**Request:** In the copy, include every entry exactly but none of the images.
>> START
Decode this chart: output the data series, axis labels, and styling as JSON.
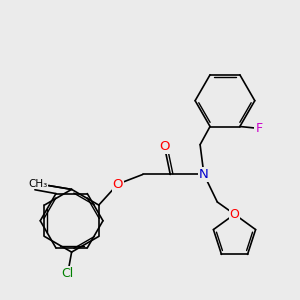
{
  "background_color": "#ebebeb",
  "bond_color": "#000000",
  "atom_colors": {
    "O": "#ff0000",
    "N": "#0000cc",
    "Cl": "#008000",
    "F": "#cc00cc"
  },
  "figsize": [
    3.0,
    3.0
  ],
  "dpi": 100
}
>> END
**Task result:**
Decode this chart: output the data series, axis labels, and styling as JSON.
{
  "background_color": "#ebebeb",
  "bond_color": "#000000",
  "atom_colors": {
    "O": "#ff0000",
    "N": "#0000cc",
    "Cl": "#008000",
    "F": "#cc00cc"
  },
  "figsize": [
    3.0,
    3.0
  ],
  "dpi": 100
}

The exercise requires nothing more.